### What you should do:
Copy each line of the listing below exactly.

* start Provided entries *

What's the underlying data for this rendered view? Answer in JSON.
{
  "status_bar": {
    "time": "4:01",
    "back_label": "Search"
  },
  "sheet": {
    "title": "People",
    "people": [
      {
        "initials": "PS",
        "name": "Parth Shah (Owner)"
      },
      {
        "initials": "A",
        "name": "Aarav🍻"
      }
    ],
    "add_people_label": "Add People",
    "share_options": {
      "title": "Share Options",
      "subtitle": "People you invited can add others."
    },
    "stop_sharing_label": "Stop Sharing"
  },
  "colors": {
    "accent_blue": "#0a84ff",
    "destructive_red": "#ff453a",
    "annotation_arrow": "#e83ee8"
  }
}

* end Provided entries *

### Finished task:
What's the underlying data for this rendered view? Answer in JSON.
{
  "status_bar": {
    "time": "4:01",
    "back_label": "Search"
  },
  "sheet": {
    "title": "People",
    "people": [
      {
        "initials": "PS",
        "name": "Parth Shah (Owner)"
      },
      {
        "initials": "A",
        "name": "Aarav🍻"
      }
    ],
    "add_people_label": "Add People",
    "share_options": {
      "title": "Share Options",
      "subtitle": "People you invited can add others."
    },
    "stop_sharing_label": "Stop Sharing"
  },
  "colors": {
    "accent_blue": "#0a84ff",
    "destructive_red": "#ff453a",
    "annotation_arrow": "#e83ee8"
  }
}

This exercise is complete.